What is being asked
Every record below should be printed exactly as given.

Supplied entries

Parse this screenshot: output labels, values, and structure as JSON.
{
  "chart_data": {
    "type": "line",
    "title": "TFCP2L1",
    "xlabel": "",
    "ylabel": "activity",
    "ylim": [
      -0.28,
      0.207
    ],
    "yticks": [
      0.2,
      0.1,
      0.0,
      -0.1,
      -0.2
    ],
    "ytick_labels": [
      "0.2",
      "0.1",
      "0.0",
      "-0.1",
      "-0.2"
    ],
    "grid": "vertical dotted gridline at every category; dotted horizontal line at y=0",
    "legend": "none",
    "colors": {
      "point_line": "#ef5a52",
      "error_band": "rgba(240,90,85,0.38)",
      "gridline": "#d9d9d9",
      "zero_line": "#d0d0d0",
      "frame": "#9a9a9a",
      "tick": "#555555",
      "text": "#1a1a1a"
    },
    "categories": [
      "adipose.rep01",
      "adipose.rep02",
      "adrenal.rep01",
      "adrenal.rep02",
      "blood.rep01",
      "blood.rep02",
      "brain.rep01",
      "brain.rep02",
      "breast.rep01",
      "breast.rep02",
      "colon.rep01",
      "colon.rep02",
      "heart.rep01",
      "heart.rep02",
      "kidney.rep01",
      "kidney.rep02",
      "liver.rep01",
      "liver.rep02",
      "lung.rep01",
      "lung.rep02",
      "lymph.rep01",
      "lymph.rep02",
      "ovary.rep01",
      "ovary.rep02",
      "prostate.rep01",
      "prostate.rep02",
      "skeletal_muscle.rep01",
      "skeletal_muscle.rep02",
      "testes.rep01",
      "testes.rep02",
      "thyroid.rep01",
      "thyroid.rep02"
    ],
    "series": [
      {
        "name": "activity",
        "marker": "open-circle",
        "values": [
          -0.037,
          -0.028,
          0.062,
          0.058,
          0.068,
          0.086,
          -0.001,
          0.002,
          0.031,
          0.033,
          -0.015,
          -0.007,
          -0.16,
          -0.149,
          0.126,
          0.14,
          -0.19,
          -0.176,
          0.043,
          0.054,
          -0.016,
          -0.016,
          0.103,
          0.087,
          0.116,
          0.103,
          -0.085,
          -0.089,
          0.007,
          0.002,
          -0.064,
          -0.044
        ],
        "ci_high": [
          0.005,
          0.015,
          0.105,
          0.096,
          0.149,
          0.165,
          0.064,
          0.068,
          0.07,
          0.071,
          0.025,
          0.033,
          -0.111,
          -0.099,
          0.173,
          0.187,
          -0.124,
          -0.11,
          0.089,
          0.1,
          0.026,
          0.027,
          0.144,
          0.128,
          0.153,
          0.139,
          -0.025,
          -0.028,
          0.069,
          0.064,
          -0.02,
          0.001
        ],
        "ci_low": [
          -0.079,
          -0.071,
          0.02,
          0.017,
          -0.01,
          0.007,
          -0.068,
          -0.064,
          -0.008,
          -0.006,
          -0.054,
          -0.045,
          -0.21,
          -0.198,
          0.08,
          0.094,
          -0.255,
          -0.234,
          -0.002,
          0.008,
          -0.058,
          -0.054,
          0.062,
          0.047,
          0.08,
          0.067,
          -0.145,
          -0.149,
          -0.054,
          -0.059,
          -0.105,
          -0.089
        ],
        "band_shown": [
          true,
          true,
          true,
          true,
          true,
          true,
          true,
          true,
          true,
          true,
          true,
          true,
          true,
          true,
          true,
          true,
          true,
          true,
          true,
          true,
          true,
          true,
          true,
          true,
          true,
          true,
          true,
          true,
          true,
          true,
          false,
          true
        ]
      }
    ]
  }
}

Solution for this exercise
Parse this screenshot: output labels, values, and structure as JSON.
{
  "chart_data": {
    "type": "line",
    "title": "TFCP2L1",
    "xlabel": "",
    "ylabel": "activity",
    "ylim": [
      -0.28,
      0.207
    ],
    "yticks": [
      0.2,
      0.1,
      0.0,
      -0.1,
      -0.2
    ],
    "ytick_labels": [
      "0.2",
      "0.1",
      "0.0",
      "-0.1",
      "-0.2"
    ],
    "grid": "vertical dotted gridline at every category; dotted horizontal line at y=0",
    "legend": "none",
    "colors": {
      "point_line": "#ef5a52",
      "error_band": "rgba(240,90,85,0.38)",
      "gridline": "#d9d9d9",
      "zero_line": "#d0d0d0",
      "frame": "#9a9a9a",
      "tick": "#555555",
      "text": "#1a1a1a"
    },
    "categories": [
      "adipose.rep01",
      "adipose.rep02",
      "adrenal.rep01",
      "adrenal.rep02",
      "blood.rep01",
      "blood.rep02",
      "brain.rep01",
      "brain.rep02",
      "breast.rep01",
      "breast.rep02",
      "colon.rep01",
      "colon.rep02",
      "heart.rep01",
      "heart.rep02",
      "kidney.rep01",
      "kidney.rep02",
      "liver.rep01",
      "liver.rep02",
      "lung.rep01",
      "lung.rep02",
      "lymph.rep01",
      "lymph.rep02",
      "ovary.rep01",
      "ovary.rep02",
      "prostate.rep01",
      "prostate.rep02",
      "skeletal_muscle.rep01",
      "skeletal_muscle.rep02",
      "testes.rep01",
      "testes.rep02",
      "thyroid.rep01",
      "thyroid.rep02"
    ],
    "series": [
      {
        "name": "activity",
        "marker": "open-circle",
        "values": [
          -0.037,
          -0.028,
          0.062,
          0.058,
          0.068,
          0.086,
          -0.001,
          0.002,
          0.031,
          0.033,
          -0.015,
          -0.007,
          -0.16,
          -0.149,
          0.126,
          0.14,
          -0.19,
          -0.176,
          0.043,
          0.054,
          -0.016,
          -0.016,
          0.103,
          0.087,
          0.116,
          0.103,
          -0.085,
          -0.089,
          0.007,
          0.002,
          -0.064,
          -0.044
        ],
        "ci_high": [
          0.005,
          0.015,
          0.105,
          0.096,
          0.149,
          0.165,
          0.064,
          0.068,
          0.07,
          0.071,
          0.025,
          0.033,
          -0.111,
          -0.099,
          0.173,
          0.187,
          -0.124,
          -0.11,
          0.089,
          0.1,
          0.026,
          0.027,
          0.144,
          0.128,
          0.153,
          0.139,
          -0.025,
          -0.028,
          0.069,
          0.064,
          -0.02,
          0.001
        ],
        "ci_low": [
          -0.079,
          -0.071,
          0.02,
          0.017,
          -0.01,
          0.007,
          -0.068,
          -0.064,
          -0.008,
          -0.006,
          -0.054,
          -0.045,
          -0.21,
          -0.198,
          0.08,
          0.094,
          -0.255,
          -0.234,
          -0.002,
          0.008,
          -0.058,
          -0.054,
          0.062,
          0.047,
          0.08,
          0.067,
          -0.145,
          -0.149,
          -0.054,
          -0.059,
          -0.105,
          -0.089
        ],
        "band_shown": [
          true,
          true,
          true,
          true,
          true,
          true,
          true,
          true,
          true,
          true,
          true,
          true,
          true,
          true,
          true,
          true,
          true,
          true,
          true,
          true,
          true,
          true,
          true,
          true,
          true,
          true,
          true,
          true,
          true,
          true,
          false,
          true
        ]
      }
    ]
  }
}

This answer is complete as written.